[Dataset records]
-.-.-

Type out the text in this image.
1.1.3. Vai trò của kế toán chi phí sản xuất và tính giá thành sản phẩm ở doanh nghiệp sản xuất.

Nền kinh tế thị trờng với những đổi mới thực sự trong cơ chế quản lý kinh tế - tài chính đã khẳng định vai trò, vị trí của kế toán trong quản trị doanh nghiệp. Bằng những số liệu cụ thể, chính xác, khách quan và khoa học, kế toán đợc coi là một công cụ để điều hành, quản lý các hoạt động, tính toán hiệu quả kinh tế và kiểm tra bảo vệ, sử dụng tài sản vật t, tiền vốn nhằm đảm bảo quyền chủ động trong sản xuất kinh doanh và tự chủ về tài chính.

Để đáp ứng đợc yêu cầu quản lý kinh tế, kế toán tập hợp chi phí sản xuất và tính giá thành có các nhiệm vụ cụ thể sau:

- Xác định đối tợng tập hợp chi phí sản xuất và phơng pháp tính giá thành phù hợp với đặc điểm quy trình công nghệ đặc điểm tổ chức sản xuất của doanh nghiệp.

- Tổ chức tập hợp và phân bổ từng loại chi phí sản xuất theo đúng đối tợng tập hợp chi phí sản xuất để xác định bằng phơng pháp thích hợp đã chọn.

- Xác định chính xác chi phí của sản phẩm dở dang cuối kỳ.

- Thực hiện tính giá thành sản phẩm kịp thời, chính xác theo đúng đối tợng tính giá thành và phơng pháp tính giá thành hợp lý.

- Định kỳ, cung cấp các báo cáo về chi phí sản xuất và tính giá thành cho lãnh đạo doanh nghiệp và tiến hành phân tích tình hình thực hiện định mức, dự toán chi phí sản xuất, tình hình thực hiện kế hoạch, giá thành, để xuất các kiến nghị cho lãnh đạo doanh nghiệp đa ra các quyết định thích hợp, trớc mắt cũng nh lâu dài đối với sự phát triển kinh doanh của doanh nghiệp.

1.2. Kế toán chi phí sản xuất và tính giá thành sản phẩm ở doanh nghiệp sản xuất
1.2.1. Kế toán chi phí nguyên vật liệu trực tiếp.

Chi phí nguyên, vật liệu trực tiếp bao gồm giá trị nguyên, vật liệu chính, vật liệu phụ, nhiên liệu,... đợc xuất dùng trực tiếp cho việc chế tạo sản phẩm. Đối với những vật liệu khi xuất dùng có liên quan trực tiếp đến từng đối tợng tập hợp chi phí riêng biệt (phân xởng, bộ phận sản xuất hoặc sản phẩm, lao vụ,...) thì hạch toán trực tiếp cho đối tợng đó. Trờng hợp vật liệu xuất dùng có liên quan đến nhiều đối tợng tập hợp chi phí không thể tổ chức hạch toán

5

-.-.-

__Problem description__:
Repeat the data above exactly.

__Output for this exercise__:
Type out the text in this image.
1.1.3. Vai trò của kế toán chi phí sản xuất và tính giá thành sản phẩm ở doanh nghiệp sản xuất.

Nền kinh tế thị trờng với những đổi mới thực sự trong cơ chế quản lý kinh tế - tài chính đã khẳng định vai trò, vị trí của kế toán trong quản trị doanh nghiệp. Bằng những số liệu cụ thể, chính xác, khách quan và khoa học, kế toán đợc coi là một công cụ để điều hành, quản lý các hoạt động, tính toán hiệu quả kinh tế và kiểm tra bảo vệ, sử dụng tài sản vật t, tiền vốn nhằm đảm bảo quyền chủ động trong sản xuất kinh doanh và tự chủ về tài chính.

Để đáp ứng đợc yêu cầu quản lý kinh tế, kế toán tập hợp chi phí sản xuất và tính giá thành có các nhiệm vụ cụ thể sau:

- Xác định đối tợng tập hợp chi phí sản xuất và phơng pháp tính giá thành phù hợp với đặc điểm quy trình công nghệ đặc điểm tổ chức sản xuất của doanh nghiệp.

- Tổ chức tập hợp và phân bổ từng loại chi phí sản xuất theo đúng đối tợng tập hợp chi phí sản xuất để xác định bằng phơng pháp thích hợp đã chọn.

- Xác định chính xác chi phí của sản phẩm dở dang cuối kỳ.

- Thực hiện tính giá thành sản phẩm kịp thời, chính xác theo đúng đối tợng tính giá thành và phơng pháp tính giá thành hợp lý.

- Định kỳ, cung cấp các báo cáo về chi phí sản xuất và tính giá thành cho lãnh đạo doanh nghiệp và tiến hành phân tích tình hình thực hiện định mức, dự toán chi phí sản xuất, tình hình thực hiện kế hoạch, giá thành, để xuất các kiến nghị cho lãnh đạo doanh nghiệp đa ra các quyết định thích hợp, trớc mắt cũng nh lâu dài đối với sự phát triển kinh doanh của doanh nghiệp.

1.2. Kế toán chi phí sản xuất và tính giá thành sản phẩm ở doanh nghiệp sản xuất
1.2.1. Kế toán chi phí nguyên vật liệu trực tiếp.

Chi phí nguyên, vật liệu trực tiếp bao gồm giá trị nguyên, vật liệu chính, vật liệu phụ, nhiên liệu,... đợc xuất dùng trực tiếp cho việc chế tạo sản phẩm. Đối với những vật liệu khi xuất dùng có liên quan trực tiếp đến từng đối tợng tập hợp chi phí riêng biệt (phân xởng, bộ phận sản xuất hoặc sản phẩm, lao vụ,...) thì hạch toán trực tiếp cho đối tợng đó. Trờng hợp vật liệu xuất dùng có liên quan đến nhiều đối tợng tập hợp chi phí không thể tổ chức hạch toán

5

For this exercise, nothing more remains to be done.